== The input

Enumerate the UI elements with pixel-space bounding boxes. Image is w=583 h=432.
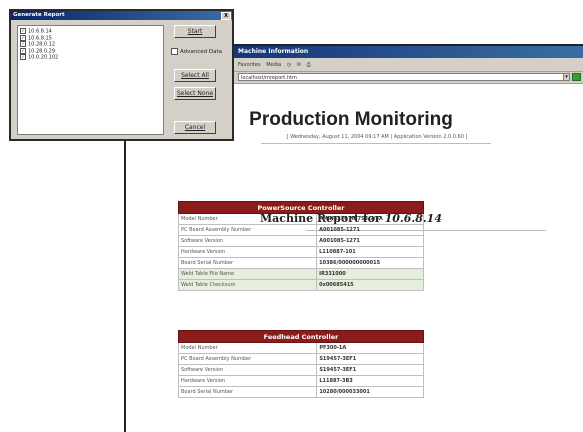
table-row: Software Version S19457-3EF1	[177, 364, 424, 376]
row-value: PMIN3270 HI-753-7/SA	[316, 213, 424, 225]
go-button[interactable]	[572, 73, 581, 81]
address-dropdown-icon[interactable]: ▾	[563, 73, 570, 81]
page-subtitle: [ Wednesday, August 11, 2004 09:17 AM | …	[286, 134, 468, 140]
advanced-data-checkbox[interactable]: Advanced Data	[171, 48, 222, 55]
row-value: A001085-1271	[316, 224, 424, 236]
row-value: A001085-1271	[316, 235, 424, 247]
media-button[interactable]: Media	[266, 62, 281, 68]
checkbox-icon[interactable]: ✓	[20, 47, 26, 54]
power-source-header: PowerSource Controller	[178, 201, 424, 214]
row-value: L110887-101	[316, 246, 424, 258]
generate-report-dialog: Generate Report X ✓ 10.6.8.14 ✓ 10.6.8.15 ✓ 1…	[9, 9, 234, 141]
table-row: Weld Table Checksum 0x00685415	[177, 279, 424, 291]
row-value: S19457-3EF1	[316, 364, 424, 376]
select-none-button[interactable]: Select None	[174, 87, 216, 100]
table-row: PC Board Assembly Number S19457-3EF1	[177, 353, 424, 365]
row-label: Weld Table Checksum	[177, 279, 318, 291]
power-source-table: PowerSource Controller Model Number PMIN3…	[177, 201, 424, 291]
feedhead-table: Feedhead Controller Model Number PF300-1A…	[177, 330, 424, 398]
ip-label: 10.28.0.12	[28, 41, 56, 48]
row-value: S19457-3EF1	[316, 353, 424, 365]
cancel-button[interactable]: Cancel	[174, 121, 216, 134]
ip-label: 10.0.20.102	[28, 54, 59, 61]
table-row: Software Version A001085-1271	[177, 235, 424, 247]
row-value: PF300-1A	[316, 342, 424, 354]
row-value: 0x00685415	[316, 279, 424, 291]
callout-connector-line	[124, 139, 126, 430]
row-label: PC Board Assembly Number	[177, 224, 318, 236]
row-label: Board Serial Number	[177, 386, 318, 398]
row-value: L11887-3B3	[316, 375, 424, 387]
history-icon[interactable]: ◷	[287, 62, 291, 68]
row-label: PC Board Assembly Number	[177, 353, 318, 365]
mail-icon[interactable]: ✉	[297, 62, 301, 68]
print-icon[interactable]: ⎙	[307, 62, 311, 68]
row-label: Software Version	[177, 364, 318, 376]
row-label: Hardware Version	[177, 375, 318, 387]
dialog-title: Generate Report	[13, 12, 65, 18]
row-value: IR331000	[316, 268, 424, 280]
table-row: Board Serial Number 10280/000033001	[177, 386, 424, 398]
close-button[interactable]: X	[221, 12, 231, 20]
checkbox-icon[interactable]: ✓	[20, 34, 26, 41]
favorites-button[interactable]: Favorites	[238, 62, 261, 68]
row-value: 10386/000000000015	[316, 257, 424, 269]
start-button[interactable]: Start	[174, 25, 216, 38]
row-value: 10280/000033001	[316, 386, 424, 398]
table-row: PC Board Assembly Number A001085-1271	[177, 224, 424, 236]
checkbox-icon[interactable]: ✓	[20, 41, 26, 47]
checkbox-icon[interactable]: ✓	[20, 54, 26, 60]
select-all-button[interactable]: Select All	[174, 69, 216, 82]
table-row: Model Number PMIN3270 HI-753-7/SA	[177, 213, 424, 225]
checkbox-icon[interactable]: ✓	[20, 28, 26, 34]
row-label: Weld Table File Name	[177, 268, 318, 280]
row-label: Model Number	[177, 342, 318, 354]
table-row: Weld Table File Name IR331000	[177, 268, 424, 280]
advanced-data-label: Advanced Data	[180, 49, 223, 55]
list-item[interactable]: ✓ 10.0.20.102	[20, 54, 161, 61]
table-row: Board Serial Number 10386/000000000015	[177, 257, 424, 269]
ip-address-list[interactable]: ✓ 10.6.8.14 ✓ 10.6.8.15 ✓ 10.28.0.12 ✓ 10.28.0.…	[17, 25, 164, 135]
divider	[261, 143, 491, 144]
table-row: Model Number PF300-1A	[177, 342, 424, 354]
row-label: Software Version	[177, 235, 318, 247]
browser-title: Machine Information	[238, 48, 309, 55]
table-row: Hardware Version L11887-3B3	[177, 375, 424, 387]
table-row: Hardware Version L110887-101	[177, 246, 424, 258]
address-input[interactable]: localhost/mreport.htm	[238, 73, 568, 81]
feedhead-header: Feedhead Controller	[178, 330, 424, 343]
ip-label: 10.6.8.14	[28, 28, 52, 35]
dialog-title-bar: Generate Report X	[11, 11, 232, 20]
row-label: Model Number	[177, 213, 318, 225]
checkbox-icon[interactable]	[171, 48, 178, 55]
row-label: Hardware Version	[177, 246, 318, 258]
row-label: Board Serial Number	[177, 257, 318, 269]
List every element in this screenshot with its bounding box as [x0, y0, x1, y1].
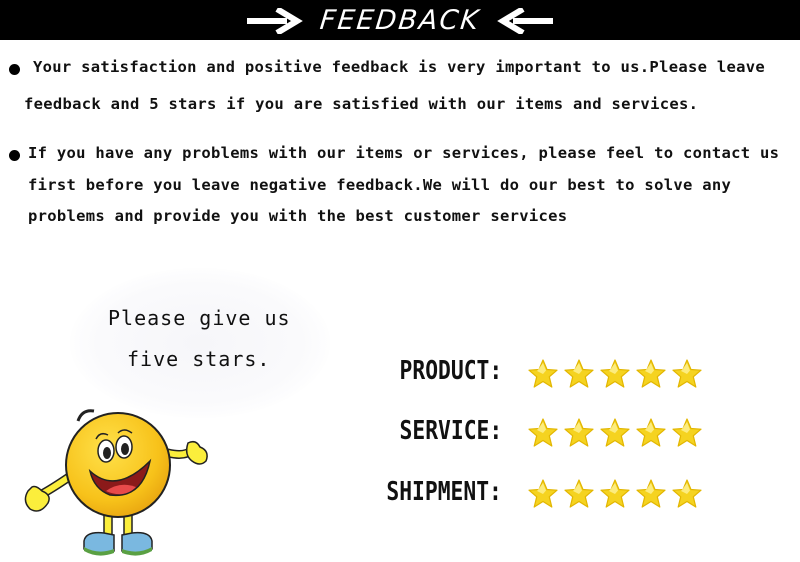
rating-label-service: SERVICE:: [399, 416, 502, 446]
star-filled-icon: [600, 479, 630, 508]
bullet-icon: [9, 150, 20, 161]
rating-stars-service: [527, 417, 703, 449]
arrow-right-icon: [247, 7, 304, 34]
star-filled-icon: [672, 359, 702, 388]
star-filled-icon: [636, 359, 666, 388]
paragraph-1-line-1: Your satisfaction and positive feedback …: [33, 58, 766, 76]
speech-bubble-line-1: Please give us: [108, 306, 291, 330]
star-filled-icon: [600, 418, 630, 447]
arrow-left-icon: [496, 7, 553, 34]
bullet-icon: [9, 64, 20, 75]
star-filled-icon: [528, 359, 558, 388]
star-filled-icon: [528, 418, 558, 447]
star-filled-icon: [528, 479, 558, 508]
star-filled-icon: [672, 418, 702, 447]
paragraph-2-line-1: If you have any problems with our items …: [28, 144, 780, 162]
feedback-banner: FEEDBACK: [0, 0, 800, 40]
star-filled-icon: [636, 479, 666, 508]
star-filled-icon: [636, 418, 666, 447]
banner-title: FEEDBACK: [0, 2, 800, 39]
paragraph-1-line-2: feedback and 5 stars if you are satisfie…: [24, 95, 699, 113]
rating-label-shipment: SHIPMENT:: [386, 477, 502, 507]
star-filled-icon: [564, 418, 594, 447]
star-filled-icon: [600, 359, 630, 388]
paragraph-2-line-3: problems and provide you with the best c…: [28, 207, 568, 225]
speech-bubble-line-2: five stars.: [127, 347, 271, 371]
rating-stars-product: [527, 358, 703, 390]
star-filled-icon: [564, 359, 594, 388]
star-filled-icon: [672, 479, 702, 508]
rating-stars-shipment: [527, 478, 703, 510]
paragraph-2-line-2: first before you leave negative feedback…: [28, 176, 732, 194]
smiley-mascot-icon: [24, 409, 208, 556]
banner-title-text: FEEDBACK: [318, 4, 482, 36]
star-filled-icon: [564, 479, 594, 508]
rating-label-product: PRODUCT:: [399, 356, 502, 386]
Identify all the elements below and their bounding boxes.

====

* _Job_
Take the records from the line containing "rating-label-service: SERVICE:: [399, 416, 502, 446]" through the line containing "arrow-left-icon: [496, 7, 553, 34]", both included, and replace "star-filled-icon" with "filled-star-icon". Return only those lines, with nothing else altered.

* _Task answer_
rating-label-service: SERVICE:: [399, 416, 502, 446]
filled-star-icon: [600, 479, 630, 508]
bullet-icon: [9, 150, 20, 161]
rating-stars-service: [527, 417, 703, 449]
arrow-right-icon: [247, 7, 304, 34]
filled-star-icon: [672, 359, 702, 388]
filled-star-icon: [636, 359, 666, 388]
paragraph-1-line-1: Your satisfaction and positive feedback …: [33, 58, 766, 76]
speech-bubble-line-1: Please give us: [108, 306, 291, 330]
filled-star-icon: [600, 418, 630, 447]
arrow-left-icon: [496, 7, 553, 34]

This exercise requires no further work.